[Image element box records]
····················

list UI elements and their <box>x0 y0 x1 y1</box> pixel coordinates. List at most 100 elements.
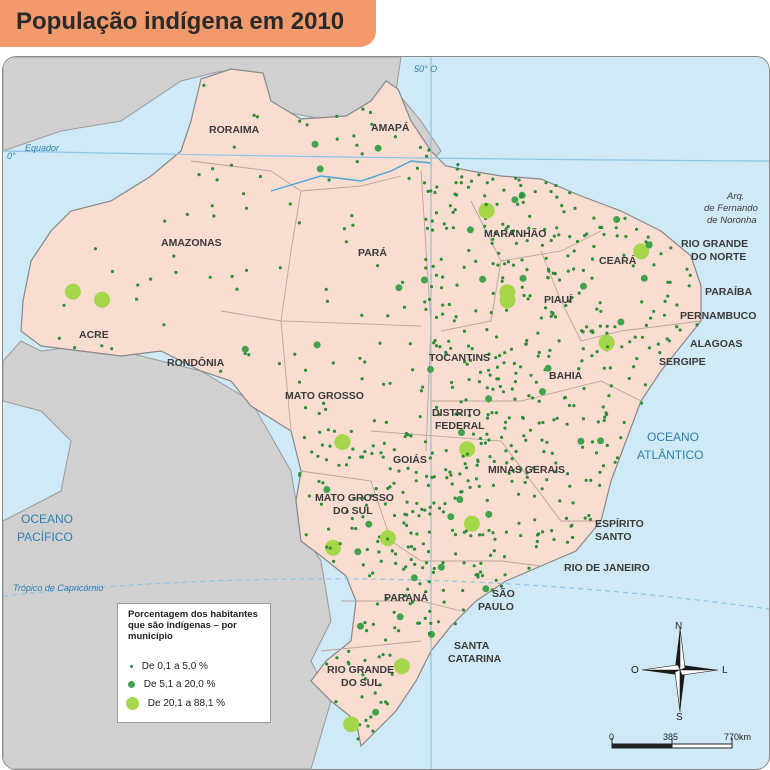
small-dot <box>592 216 596 220</box>
small-dot <box>418 582 422 586</box>
small-dot <box>457 412 461 416</box>
small-dot <box>658 351 662 355</box>
small-dot <box>434 211 439 215</box>
state-label-es-2: SANTO <box>595 531 632 543</box>
small-dot <box>507 416 511 420</box>
small-dot <box>507 471 511 475</box>
small-dot <box>432 341 436 345</box>
small-dot <box>526 297 530 301</box>
large-dot <box>633 243 650 260</box>
small-dot <box>500 435 504 439</box>
small-dot <box>352 134 356 138</box>
small-dot <box>502 555 507 559</box>
small-dot <box>568 191 572 195</box>
small-dot <box>675 303 679 307</box>
state-label-df-1: DISTRITO <box>432 407 481 419</box>
small-dot <box>427 148 431 152</box>
small-dot <box>589 478 593 482</box>
small-dot <box>379 559 383 563</box>
compass-s: S <box>676 712 683 720</box>
small-dot <box>360 313 364 317</box>
small-dot <box>568 235 572 239</box>
small-dot <box>418 415 422 419</box>
small-dot <box>487 352 491 356</box>
medium-dot <box>466 226 474 234</box>
medium-dot <box>456 496 464 503</box>
small-dot <box>388 467 392 471</box>
small-dot <box>449 473 453 477</box>
small-dot <box>466 479 470 483</box>
small-dot <box>506 260 510 264</box>
small-dot <box>598 301 602 305</box>
state-label-sp-1: SÃO <box>492 587 515 600</box>
small-dot <box>430 228 435 232</box>
small-dot <box>326 428 330 432</box>
small-dot <box>532 494 537 498</box>
large-dot-icon <box>126 697 139 710</box>
small-dot <box>427 530 431 534</box>
medium-dot <box>241 345 249 353</box>
small-dot <box>453 622 457 626</box>
small-dot <box>480 574 485 578</box>
small-dot <box>554 183 558 188</box>
small-dot <box>318 430 322 434</box>
small-dot <box>536 354 540 358</box>
small-dot <box>535 533 540 537</box>
small-dot <box>424 561 429 565</box>
small-dot <box>516 202 520 206</box>
small-dot <box>640 335 645 339</box>
small-dot <box>520 415 525 419</box>
scale-bar: 0 385 770km <box>609 732 751 749</box>
small-dot <box>456 163 460 167</box>
small-dot <box>428 456 432 460</box>
small-dot <box>361 107 365 111</box>
small-dot <box>453 533 458 537</box>
small-dot <box>408 602 412 606</box>
small-dot <box>678 328 682 332</box>
small-dot <box>464 529 468 533</box>
small-dot <box>435 185 439 189</box>
small-dot <box>369 715 373 719</box>
small-dot <box>649 316 653 320</box>
small-dot <box>447 302 451 307</box>
small-dot <box>491 262 495 266</box>
small-dot <box>405 513 409 517</box>
small-dot <box>553 272 557 276</box>
small-dot <box>622 253 626 257</box>
small-dot <box>545 440 549 444</box>
small-dot <box>379 700 383 704</box>
small-dot <box>582 386 586 391</box>
small-dot <box>555 226 559 230</box>
medium-dot <box>311 140 319 148</box>
small-dot <box>525 475 529 479</box>
small-dot <box>462 561 466 565</box>
medium-dot <box>485 510 493 518</box>
small-dot <box>509 444 513 448</box>
small-dot <box>304 406 308 410</box>
small-dot <box>613 460 617 464</box>
small-dot <box>635 357 639 361</box>
small-dot <box>520 285 524 289</box>
small-dot <box>488 455 492 459</box>
small-dot <box>393 552 398 556</box>
medium-dot <box>427 365 434 373</box>
small-dot <box>605 331 609 335</box>
small-dot <box>110 347 114 351</box>
small-dot <box>503 573 507 577</box>
small-dot <box>581 347 585 351</box>
small-dot <box>668 280 672 284</box>
small-dot <box>483 224 487 228</box>
small-dot <box>450 482 454 486</box>
small-dot <box>685 267 689 271</box>
small-dot <box>595 350 599 354</box>
small-dot <box>73 346 77 350</box>
small-dot <box>605 443 609 447</box>
small-dot <box>136 283 140 287</box>
state-label-parana: PARANÁ <box>384 591 429 604</box>
small-dot <box>644 323 649 327</box>
small-dot <box>517 521 521 525</box>
small-dot <box>496 263 500 267</box>
small-dot <box>491 237 495 241</box>
large-dot <box>325 539 342 556</box>
small-dot <box>566 472 570 476</box>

····················

→ **Aim**: Output the material above as a numbered list, skipping blank lines and leaving out the pictures.

→ **Finished exercise**:
1. list UI elements and their <box>x0 y0 x1 y1</box> pixel coordinates. List at most 100 elements.
2. small-dot <box>592 216 596 220</box>
3. small-dot <box>418 582 422 586</box>
4. small-dot <box>457 412 461 416</box>
5. small-dot <box>658 351 662 355</box>
6. small-dot <box>434 211 439 215</box>
7. state-label-es-2: SANTO <box>595 531 632 543</box>
8. small-dot <box>507 416 511 420</box>
9. small-dot <box>507 471 511 475</box>
10. small-dot <box>432 341 436 345</box>
11. small-dot <box>526 297 530 301</box>
12. large-dot <box>633 243 650 260</box>
13. small-dot <box>500 435 504 439</box>
14. small-dot <box>352 134 356 138</box>
15. small-dot <box>502 555 507 559</box>
16. small-dot <box>568 191 572 195</box>
17. small-dot <box>675 303 679 307</box>
18. state-label-df-1: DISTRITO <box>432 407 481 419</box>
19. small-dot <box>427 148 431 152</box>
20. small-dot <box>589 478 593 482</box>
21. small-dot <box>379 559 383 563</box>
22. compass-s: S <box>676 712 683 720</box>
23. small-dot <box>360 313 364 317</box>
24. small-dot <box>568 235 572 239</box>
25. small-dot <box>418 415 422 419</box>
26. small-dot <box>487 352 491 356</box>
27. medium-dot <box>466 226 474 234</box>
28. medium-dot <box>456 496 464 503</box>
29. small-dot <box>388 467 392 471</box>
30. small-dot <box>449 473 453 477</box>
31. small-dot <box>466 479 470 483</box>
32. small-dot <box>506 260 510 264</box>
33. small-dot <box>598 301 602 305</box>
34. state-label-sp-1: SÃO <box>492 587 515 600</box>
35. small-dot <box>430 228 435 232</box>
36. small-dot <box>326 428 330 432</box>
37. small-dot <box>532 494 537 498</box>
38. large-dot-icon <box>126 697 139 710</box>
39. small-dot <box>427 530 431 534</box>
40. medium-dot <box>241 345 249 353</box>
41. small-dot <box>453 622 457 626</box>
42. small-dot <box>480 574 485 578</box>
43. small-dot <box>554 183 558 188</box>
44. small-dot <box>318 430 322 434</box>
45. small-dot <box>536 354 540 358</box>
46. small-dot <box>535 533 540 537</box>
47. small-dot <box>424 561 429 565</box>
48. small-dot <box>516 202 520 206</box>
49. small-dot <box>640 335 645 339</box>
50. small-dot <box>520 415 525 419</box>
51. scale-bar: 0 385 770km <box>609 732 751 749</box>
52. small-dot <box>456 163 460 167</box>
53. small-dot <box>428 456 432 460</box>
54. small-dot <box>361 107 365 111</box>
55. small-dot <box>453 533 458 537</box>
56. small-dot <box>408 602 412 606</box>
57. small-dot <box>678 328 682 332</box>
58. small-dot <box>464 529 468 533</box>
59. small-dot <box>435 185 439 189</box>
60. small-dot <box>369 715 373 719</box>
61. small-dot <box>649 316 653 320</box>
62. small-dot <box>447 302 451 307</box>
63. small-dot <box>491 262 495 266</box>
64. small-dot <box>405 513 409 517</box>
65. small-dot <box>553 272 557 276</box>
66. small-dot <box>622 253 626 257</box>
67. small-dot <box>545 440 549 444</box>
68. small-dot <box>379 700 383 704</box>
69. small-dot <box>582 386 586 391</box>
70. small-dot <box>555 226 559 230</box>
71. medium-dot <box>311 140 319 148</box>
72. small-dot <box>525 475 529 479</box>
73. small-dot <box>462 561 466 565</box>
74. medium-dot <box>485 510 493 518</box>
75. small-dot <box>509 444 513 448</box>
76. small-dot <box>304 406 308 410</box>
77. small-dot <box>613 460 617 464</box>
78. small-dot <box>635 357 639 361</box>
79. small-dot <box>520 285 524 289</box>
80. small-dot <box>488 455 492 459</box>
81. small-dot <box>393 552 398 556</box>
82. medium-dot <box>427 365 434 373</box>
83. small-dot <box>605 331 609 335</box>
84. small-dot <box>110 347 114 351</box>
85. small-dot <box>503 573 507 577</box>
86. small-dot <box>581 347 585 351</box>
87. small-dot <box>668 280 672 284</box>
88. small-dot <box>483 224 487 228</box>
89. small-dot <box>450 482 454 486</box>
90. small-dot <box>685 267 689 271</box>
91. small-dot <box>595 350 599 354</box>
92. small-dot <box>73 346 77 350</box>
93. small-dot <box>605 443 609 447</box>
94. small-dot <box>136 283 140 287</box>
95. state-label-parana: PARANÁ <box>384 591 429 604</box>
96. small-dot <box>644 323 649 327</box>
97. small-dot <box>517 521 521 525</box>
98. small-dot <box>496 263 500 267</box>
99. small-dot <box>491 237 495 241</box>
100. large-dot <box>325 539 342 556</box>
101. small-dot <box>566 472 570 476</box>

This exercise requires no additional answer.